Written exercise
Copy out the material from the line with "table-row: Ad 15" to the line with "cell-wdr-2: Uregulowana: [861, 300, 951, 452]", both lines included, with no changes.

-- Start of Data supplied --

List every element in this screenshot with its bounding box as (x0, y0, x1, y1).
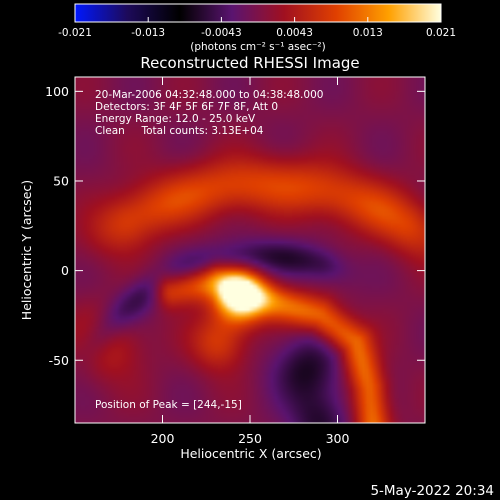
footer-date: 5-May-2022 20:34 (370, 483, 494, 499)
colorbar-tick-marks (74, 17, 442, 22)
colorbar (74, 3, 442, 23)
axis-tick-marks (75, 77, 425, 423)
colorbar-tick-label: 0.013 (353, 27, 383, 39)
y-tick-label: 0 (61, 263, 69, 278)
info-line-energy: Energy Range: 12.0 - 25.0 keV (95, 113, 256, 125)
y-tick-label: 100 (45, 84, 69, 99)
colorbar-units-label: (photons cm⁻² s⁻¹ asec⁻²) (190, 41, 325, 53)
x-axis-label: Heliocentric X (arcsec) (180, 446, 321, 461)
peak-position-label: Position of Peak = [244,-15] (95, 399, 242, 411)
x-tick-label: 300 (326, 431, 350, 446)
colorbar-tick-labels: -0.021 -0.013 -0.0043 0.0043 0.013 0.021 (58, 27, 456, 39)
x-tick-label: 200 (151, 431, 175, 446)
colorbar-tick-label: -0.013 (131, 27, 165, 39)
colorbar-tick-label: -0.021 (58, 27, 92, 39)
colorbar-tick-label: -0.0043 (201, 27, 242, 39)
colorbar-tick-label: 0.0043 (276, 27, 313, 39)
chart-title: Reconstructed RHESSI Image (140, 54, 359, 72)
heatmap-area (75, 77, 425, 423)
x-tick-label: 250 (238, 431, 262, 446)
axis-tick-labels: 200 250 300 -50 0 50 100 (45, 84, 349, 446)
heatmap-image (75, 77, 425, 423)
info-line-clean: Clean Total counts: 3.13E+04 (95, 125, 264, 137)
colorbar-tick-label: 0.021 (426, 27, 456, 39)
info-line-time: 20-Mar-2006 04:32:48.000 to 04:38:48.000 (95, 89, 323, 101)
info-line-detectors: Detectors: 3F 4F 5F 6F 7F 8F, Att 0 (95, 101, 278, 113)
y-axis-label: Heliocentric Y (arcsec) (19, 180, 34, 320)
y-tick-label: 50 (53, 173, 69, 188)
y-tick-label: -50 (49, 353, 69, 368)
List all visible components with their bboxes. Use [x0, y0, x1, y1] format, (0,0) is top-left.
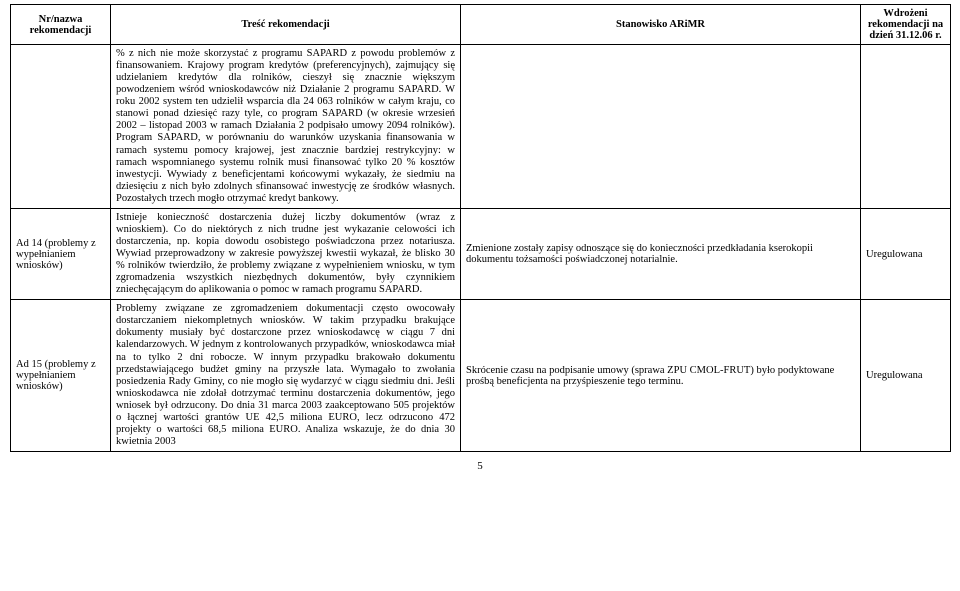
table-row: Ad 15 (problemy z wypełnianiem wniosków)…: [11, 300, 951, 452]
page-number: 5: [0, 460, 960, 472]
cell-tresc-0: % z nich nie może skorzystać z programu …: [111, 45, 461, 209]
cell-wdr-2: Uregulowana: [861, 300, 951, 452]
header-stan: Stanowisko ARiMR: [461, 5, 861, 45]
header-nr: Nr/nazwa rekomendacji: [11, 5, 111, 45]
cell-stan-0: [461, 45, 861, 209]
cell-tresc-2: Problemy związane ze zgromadzeniem dokum…: [111, 300, 461, 452]
recommendations-table: Nr/nazwa rekomendacji Treść rekomendacji…: [10, 4, 951, 452]
cell-tresc-1: Istnieje konieczność dostarczenia dużej …: [111, 208, 461, 299]
header-wdr: Wdrożeni rekomendacji na dzień 31.12.06 …: [861, 5, 951, 45]
table-row: % z nich nie może skorzystać z programu …: [11, 45, 951, 209]
header-tresc: Treść rekomendacji: [111, 5, 461, 45]
cell-nr-0: [11, 45, 111, 209]
cell-nr-2: Ad 15 (problemy z wypełnianiem wniosków): [11, 300, 111, 452]
cell-wdr-1: Uregulowana: [861, 208, 951, 299]
cell-stan-2: Skrócenie czasu na podpisanie umowy (spr…: [461, 300, 861, 452]
cell-wdr-0: [861, 45, 951, 209]
cell-nr-1: Ad 14 (problemy z wypełnianiem wniosków): [11, 208, 111, 299]
table-header-row: Nr/nazwa rekomendacji Treść rekomendacji…: [11, 5, 951, 45]
cell-stan-1: Zmienione zostały zapisy odnoszące się d…: [461, 208, 861, 299]
table-row: Ad 14 (problemy z wypełnianiem wniosków)…: [11, 208, 951, 299]
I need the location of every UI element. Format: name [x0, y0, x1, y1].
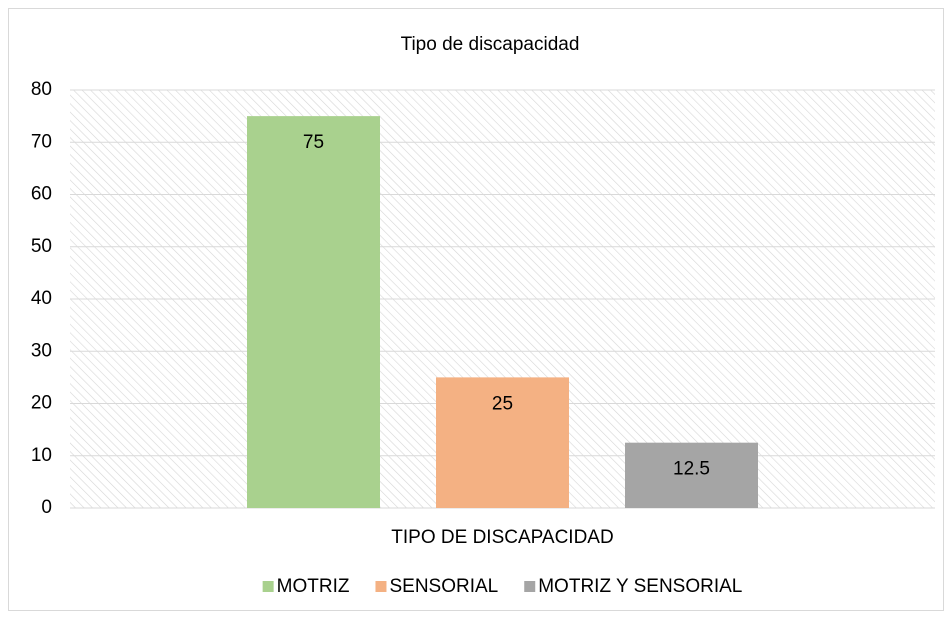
y-tick-label: 60 [31, 184, 52, 205]
data-label: 25 [492, 393, 513, 414]
legend-label: SENSORIAL [389, 576, 498, 597]
y-tick-label: 40 [31, 288, 52, 309]
legend-swatch [524, 581, 536, 592]
y-tick-label: 70 [31, 131, 52, 152]
y-tick-label: 50 [31, 236, 52, 257]
legend-swatch [375, 581, 387, 592]
y-tick-label: 0 [41, 497, 52, 518]
legend-label: MOTRIZ Y SENSORIAL [538, 576, 742, 597]
data-label: 12.5 [673, 459, 710, 480]
bar [625, 442, 758, 508]
data-label: 75 [303, 132, 324, 153]
y-tick-label: 10 [31, 445, 52, 466]
y-tick-label: 30 [31, 340, 52, 361]
chart-title: Tipo de discapacidad [401, 34, 580, 55]
legend-swatch [262, 581, 274, 592]
legend-label: MOTRIZ [277, 576, 350, 597]
bar [247, 116, 380, 508]
bar [436, 377, 569, 508]
x-tick-label: TIPO DE DISCAPACIDAD [391, 527, 613, 548]
y-tick-label: 20 [31, 393, 52, 414]
y-tick-label: 80 [31, 79, 52, 100]
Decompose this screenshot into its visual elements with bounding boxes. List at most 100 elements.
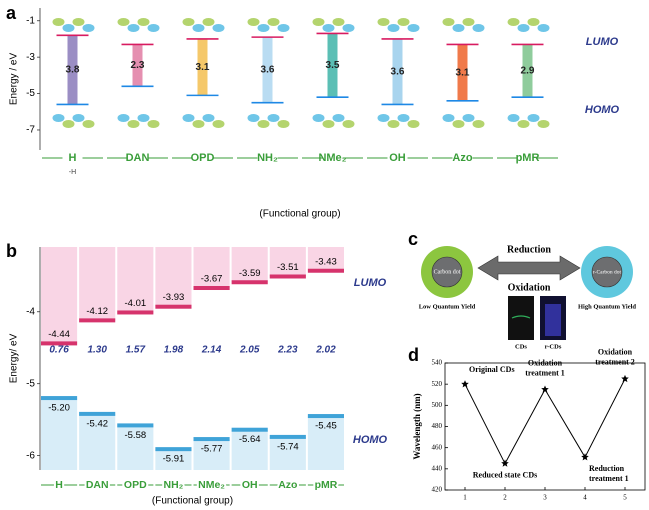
orbital-lobe [507,18,520,26]
orbital-lobe [442,114,455,122]
vial-label: r-CDs [545,343,562,350]
orbital-lobe [462,18,475,26]
panel-label: c [408,229,418,249]
orbital-lobe [202,114,215,122]
lumo-region [155,247,192,307]
homo-region [193,439,230,470]
gap-label: 3.1 [196,62,210,73]
orbital-lobe [147,24,160,32]
x-tick-label: pMR [516,152,540,164]
orbital-lobe [117,114,130,122]
orbital-lobe [137,18,150,26]
lumo-level [41,341,78,346]
annotation: Oxidation [528,358,563,367]
orbital-lobe [452,120,465,128]
point [581,453,589,461]
homo-region [117,425,154,470]
orbital-lobe [82,120,95,128]
lumo-value: -3.67 [201,274,223,285]
gap-bar [132,44,143,87]
x-tick-label: pMR [315,479,338,491]
y-tick-label: 420 [432,486,443,494]
x-tick-label: NMe₂ [198,479,225,491]
orbital-lobe [472,120,485,128]
orbital-lobe [342,120,355,128]
gap-value: 1.57 [126,345,146,356]
orbital-lobe [247,18,260,26]
orbital-lobe [527,114,540,122]
orbital-lobe [537,24,550,32]
y-tick-label: 520 [432,380,443,388]
lumo-value: -4.44 [48,329,70,340]
panel-label: b [6,241,17,261]
lumo-value: -3.59 [239,268,261,279]
x-tick-label: DAN [126,152,150,164]
orbital-lobe [517,120,530,128]
annotation: treatment 2 [595,358,635,367]
homo-value: -5.42 [86,418,108,429]
y-tick-label: 540 [432,359,443,367]
orbital-lobe [147,120,160,128]
x-tick-label: OPD [124,479,147,491]
y-tick-label: 500 [432,401,443,409]
carbon-dot-core [591,256,623,288]
x-axis-label: (Functional group) [152,496,233,507]
homo-value: -5.74 [277,441,299,452]
annotation: treatment 1 [525,368,565,377]
panel-c: c Carbon dot r-Carbon dot Reduction Oxid… [408,229,636,351]
x-tick-label: 4 [583,494,587,502]
gap-bar [457,44,468,101]
x-tick-label: NH₂ [257,152,278,164]
homo-value: -5.20 [48,403,70,414]
gap-label: 3.1 [456,67,470,78]
orbital-lobe [377,18,390,26]
orbital-lobe [257,24,270,32]
arrow-label: Reduction [507,244,551,255]
lumo-value: -3.93 [163,292,185,303]
orbital-lobe [127,120,140,128]
x-tick-label: NH₂ [164,479,184,491]
point [541,385,549,393]
y-tick-label: -5 [26,378,35,389]
orbital-lobe [322,24,335,32]
x-tick-label: 1 [463,494,467,502]
y-tick-label: 460 [432,443,443,451]
homo-level [269,434,306,439]
orbital-lobe [72,114,85,122]
vial [508,296,534,340]
orbital-lobe [52,18,65,26]
series-label: HOMO [585,104,620,116]
orbital-lobe [62,24,75,32]
homo-region [269,436,306,470]
orbital-lobe [182,114,195,122]
y-tick-label: -5 [26,88,35,99]
dot-label: Carbon dot [434,269,461,275]
y-tick-label: -6 [26,450,35,461]
gap-value: 2.23 [277,345,298,356]
gap-value: 0.76 [49,345,69,356]
orbital-lobe [192,120,205,128]
lumo-level [155,304,192,309]
point [461,380,469,388]
orbital-lobe [527,18,540,26]
x-tick-label: OH [389,152,406,164]
series-label: HOMO [353,434,388,446]
double-arrow [477,255,581,281]
caption: Low Quantum Yield [419,303,476,310]
vial-glow [545,304,561,336]
vial-label: CDs [515,343,527,350]
orbital-lobe [277,120,290,128]
arrow-label: Oxidation [508,282,551,293]
orbital-lobe [212,24,225,32]
x-tick-label: H [55,479,63,491]
orbital-lobe [257,120,270,128]
x-tick-label: 5 [623,494,627,502]
lumo-region [79,247,116,321]
gap-value: 2.02 [315,345,336,356]
substituent: -H [69,169,76,176]
lumo-region [41,247,78,344]
orbital-lobe [342,24,355,32]
panel-label: a [6,3,17,23]
orbital-lobe [322,120,335,128]
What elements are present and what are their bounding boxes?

-- End of Data supplied --

Result of this exercise
table-row: Ad 15 (problemy z wypełnianiem wniosków)…: [11, 300, 951, 452]
page-number: 5: [0, 460, 960, 472]
cell-tresc-0: % z nich nie może skorzystać z programu …: [111, 45, 461, 209]
cell-wdr-2: Uregulowana: [861, 300, 951, 452]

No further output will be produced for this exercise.